*EXERCISE INPUTS*
..........
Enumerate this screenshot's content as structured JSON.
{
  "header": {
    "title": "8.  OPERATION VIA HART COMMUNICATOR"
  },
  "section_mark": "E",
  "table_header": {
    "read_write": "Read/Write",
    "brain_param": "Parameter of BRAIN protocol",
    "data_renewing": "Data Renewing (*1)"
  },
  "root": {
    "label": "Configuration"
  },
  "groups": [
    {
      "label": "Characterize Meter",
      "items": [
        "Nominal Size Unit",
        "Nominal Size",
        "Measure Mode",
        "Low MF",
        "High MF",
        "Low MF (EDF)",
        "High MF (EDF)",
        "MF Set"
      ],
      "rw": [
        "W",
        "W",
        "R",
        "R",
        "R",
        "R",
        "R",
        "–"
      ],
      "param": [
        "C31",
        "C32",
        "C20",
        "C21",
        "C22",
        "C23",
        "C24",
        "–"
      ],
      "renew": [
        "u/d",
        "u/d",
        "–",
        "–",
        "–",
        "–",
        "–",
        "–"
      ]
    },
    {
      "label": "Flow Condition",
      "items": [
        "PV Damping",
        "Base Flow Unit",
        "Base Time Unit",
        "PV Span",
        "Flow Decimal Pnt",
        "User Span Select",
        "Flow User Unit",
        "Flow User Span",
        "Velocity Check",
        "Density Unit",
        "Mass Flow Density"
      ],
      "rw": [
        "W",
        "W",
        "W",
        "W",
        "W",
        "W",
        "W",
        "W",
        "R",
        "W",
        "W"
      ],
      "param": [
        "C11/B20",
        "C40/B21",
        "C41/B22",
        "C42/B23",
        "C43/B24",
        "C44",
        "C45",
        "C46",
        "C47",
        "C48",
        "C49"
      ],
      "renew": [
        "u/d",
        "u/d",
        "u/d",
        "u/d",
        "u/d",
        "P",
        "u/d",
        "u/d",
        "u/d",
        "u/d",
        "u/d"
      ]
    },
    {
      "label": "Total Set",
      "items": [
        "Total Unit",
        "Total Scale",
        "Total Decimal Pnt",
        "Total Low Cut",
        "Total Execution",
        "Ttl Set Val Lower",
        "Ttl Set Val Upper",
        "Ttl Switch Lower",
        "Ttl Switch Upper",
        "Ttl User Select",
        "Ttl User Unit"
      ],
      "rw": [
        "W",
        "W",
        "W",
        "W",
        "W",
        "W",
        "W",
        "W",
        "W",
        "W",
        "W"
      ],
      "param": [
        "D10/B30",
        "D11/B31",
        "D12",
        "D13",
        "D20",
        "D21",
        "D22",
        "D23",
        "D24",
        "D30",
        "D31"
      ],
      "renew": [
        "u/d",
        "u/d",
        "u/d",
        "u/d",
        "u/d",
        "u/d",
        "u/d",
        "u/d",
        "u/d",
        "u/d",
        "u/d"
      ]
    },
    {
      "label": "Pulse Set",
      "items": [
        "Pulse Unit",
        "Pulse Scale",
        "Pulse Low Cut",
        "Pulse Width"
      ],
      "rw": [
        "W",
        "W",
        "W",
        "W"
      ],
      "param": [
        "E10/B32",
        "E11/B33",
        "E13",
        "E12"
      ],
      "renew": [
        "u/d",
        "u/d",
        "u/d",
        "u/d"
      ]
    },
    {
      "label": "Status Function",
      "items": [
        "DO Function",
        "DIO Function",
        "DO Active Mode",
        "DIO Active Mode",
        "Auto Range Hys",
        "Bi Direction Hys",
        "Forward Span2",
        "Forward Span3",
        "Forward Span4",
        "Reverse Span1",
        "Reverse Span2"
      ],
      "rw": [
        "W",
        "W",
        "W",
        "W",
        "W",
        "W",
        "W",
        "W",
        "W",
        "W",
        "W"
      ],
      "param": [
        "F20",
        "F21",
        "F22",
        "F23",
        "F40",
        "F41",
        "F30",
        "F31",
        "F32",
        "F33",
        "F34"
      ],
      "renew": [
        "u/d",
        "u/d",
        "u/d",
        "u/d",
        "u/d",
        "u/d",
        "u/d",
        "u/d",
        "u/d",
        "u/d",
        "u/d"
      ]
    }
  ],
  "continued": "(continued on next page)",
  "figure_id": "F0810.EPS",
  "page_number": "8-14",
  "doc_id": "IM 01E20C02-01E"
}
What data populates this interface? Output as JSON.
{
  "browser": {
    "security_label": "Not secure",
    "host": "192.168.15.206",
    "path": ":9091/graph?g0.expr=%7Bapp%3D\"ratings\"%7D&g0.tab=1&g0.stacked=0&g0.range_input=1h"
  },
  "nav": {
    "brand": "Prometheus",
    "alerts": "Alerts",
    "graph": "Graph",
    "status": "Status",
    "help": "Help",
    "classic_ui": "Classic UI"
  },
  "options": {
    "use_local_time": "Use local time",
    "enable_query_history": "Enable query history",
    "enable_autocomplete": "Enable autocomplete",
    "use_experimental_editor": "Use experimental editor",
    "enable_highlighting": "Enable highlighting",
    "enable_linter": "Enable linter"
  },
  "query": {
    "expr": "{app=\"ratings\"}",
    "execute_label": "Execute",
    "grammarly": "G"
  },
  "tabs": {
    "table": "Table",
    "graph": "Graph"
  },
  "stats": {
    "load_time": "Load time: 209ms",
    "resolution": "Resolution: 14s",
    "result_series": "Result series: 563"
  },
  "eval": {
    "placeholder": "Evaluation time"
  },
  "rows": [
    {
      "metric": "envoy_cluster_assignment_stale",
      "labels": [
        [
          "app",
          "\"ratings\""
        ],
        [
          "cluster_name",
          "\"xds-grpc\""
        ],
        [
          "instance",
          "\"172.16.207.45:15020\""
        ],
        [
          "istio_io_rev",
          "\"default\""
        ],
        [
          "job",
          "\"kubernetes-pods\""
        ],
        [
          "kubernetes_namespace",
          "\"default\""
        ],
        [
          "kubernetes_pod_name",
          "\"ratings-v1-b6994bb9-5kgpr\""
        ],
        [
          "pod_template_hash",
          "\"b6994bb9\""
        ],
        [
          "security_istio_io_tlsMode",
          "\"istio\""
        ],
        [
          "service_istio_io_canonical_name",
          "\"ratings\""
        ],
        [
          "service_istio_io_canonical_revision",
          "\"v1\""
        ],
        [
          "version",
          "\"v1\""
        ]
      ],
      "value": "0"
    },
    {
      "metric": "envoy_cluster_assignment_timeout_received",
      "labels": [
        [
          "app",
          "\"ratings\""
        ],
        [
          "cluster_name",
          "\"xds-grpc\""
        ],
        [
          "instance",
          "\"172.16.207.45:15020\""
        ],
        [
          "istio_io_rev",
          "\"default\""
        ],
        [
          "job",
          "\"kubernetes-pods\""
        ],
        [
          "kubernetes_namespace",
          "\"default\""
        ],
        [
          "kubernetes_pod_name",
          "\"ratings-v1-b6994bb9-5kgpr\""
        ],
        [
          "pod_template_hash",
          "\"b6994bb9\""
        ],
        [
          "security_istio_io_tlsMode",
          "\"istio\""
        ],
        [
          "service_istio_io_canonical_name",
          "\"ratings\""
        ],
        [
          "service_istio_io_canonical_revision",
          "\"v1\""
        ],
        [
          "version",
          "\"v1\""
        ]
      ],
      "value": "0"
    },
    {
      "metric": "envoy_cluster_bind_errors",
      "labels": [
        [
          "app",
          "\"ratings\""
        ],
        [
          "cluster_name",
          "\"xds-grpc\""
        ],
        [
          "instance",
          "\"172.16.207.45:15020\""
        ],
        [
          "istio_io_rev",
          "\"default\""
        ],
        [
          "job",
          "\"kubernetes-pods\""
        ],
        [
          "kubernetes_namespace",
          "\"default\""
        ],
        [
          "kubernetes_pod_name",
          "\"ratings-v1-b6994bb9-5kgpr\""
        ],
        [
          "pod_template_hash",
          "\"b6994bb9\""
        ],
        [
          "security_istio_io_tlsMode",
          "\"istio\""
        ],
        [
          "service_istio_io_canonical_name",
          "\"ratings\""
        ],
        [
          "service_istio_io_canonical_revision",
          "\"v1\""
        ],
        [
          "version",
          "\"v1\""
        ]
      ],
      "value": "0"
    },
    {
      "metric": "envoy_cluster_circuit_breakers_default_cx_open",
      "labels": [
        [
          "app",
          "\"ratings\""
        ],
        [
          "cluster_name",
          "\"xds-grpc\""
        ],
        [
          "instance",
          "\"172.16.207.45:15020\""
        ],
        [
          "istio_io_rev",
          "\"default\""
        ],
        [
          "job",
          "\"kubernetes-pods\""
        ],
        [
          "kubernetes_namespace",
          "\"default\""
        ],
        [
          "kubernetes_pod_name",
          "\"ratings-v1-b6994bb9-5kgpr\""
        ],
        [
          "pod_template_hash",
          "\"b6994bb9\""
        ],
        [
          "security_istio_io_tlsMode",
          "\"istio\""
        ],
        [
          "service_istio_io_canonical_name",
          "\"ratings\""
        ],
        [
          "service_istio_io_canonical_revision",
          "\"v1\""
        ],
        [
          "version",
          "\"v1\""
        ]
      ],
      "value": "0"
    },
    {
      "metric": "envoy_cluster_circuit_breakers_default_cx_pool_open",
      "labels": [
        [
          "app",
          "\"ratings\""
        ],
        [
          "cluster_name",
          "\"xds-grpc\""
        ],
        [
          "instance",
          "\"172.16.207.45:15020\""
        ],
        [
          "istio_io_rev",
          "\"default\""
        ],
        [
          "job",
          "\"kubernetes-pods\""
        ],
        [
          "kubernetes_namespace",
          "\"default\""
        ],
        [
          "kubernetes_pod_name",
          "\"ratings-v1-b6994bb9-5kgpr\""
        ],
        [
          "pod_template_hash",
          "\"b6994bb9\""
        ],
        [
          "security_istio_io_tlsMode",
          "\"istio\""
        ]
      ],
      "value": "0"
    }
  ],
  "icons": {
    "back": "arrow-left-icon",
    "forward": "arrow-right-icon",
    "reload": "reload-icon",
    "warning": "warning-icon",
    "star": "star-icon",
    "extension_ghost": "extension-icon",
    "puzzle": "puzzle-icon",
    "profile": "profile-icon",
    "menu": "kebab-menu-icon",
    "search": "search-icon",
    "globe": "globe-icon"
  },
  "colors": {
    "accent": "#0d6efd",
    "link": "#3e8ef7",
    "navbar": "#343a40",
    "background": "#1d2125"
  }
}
..........
*DIRECTIVE*
Go through the preceding material and copy each line that has the word "this".

*COMPLETE RESPONSE*
Enumerate this screenshot's content as structured JSON.
What data populates this interface? Output as JSON.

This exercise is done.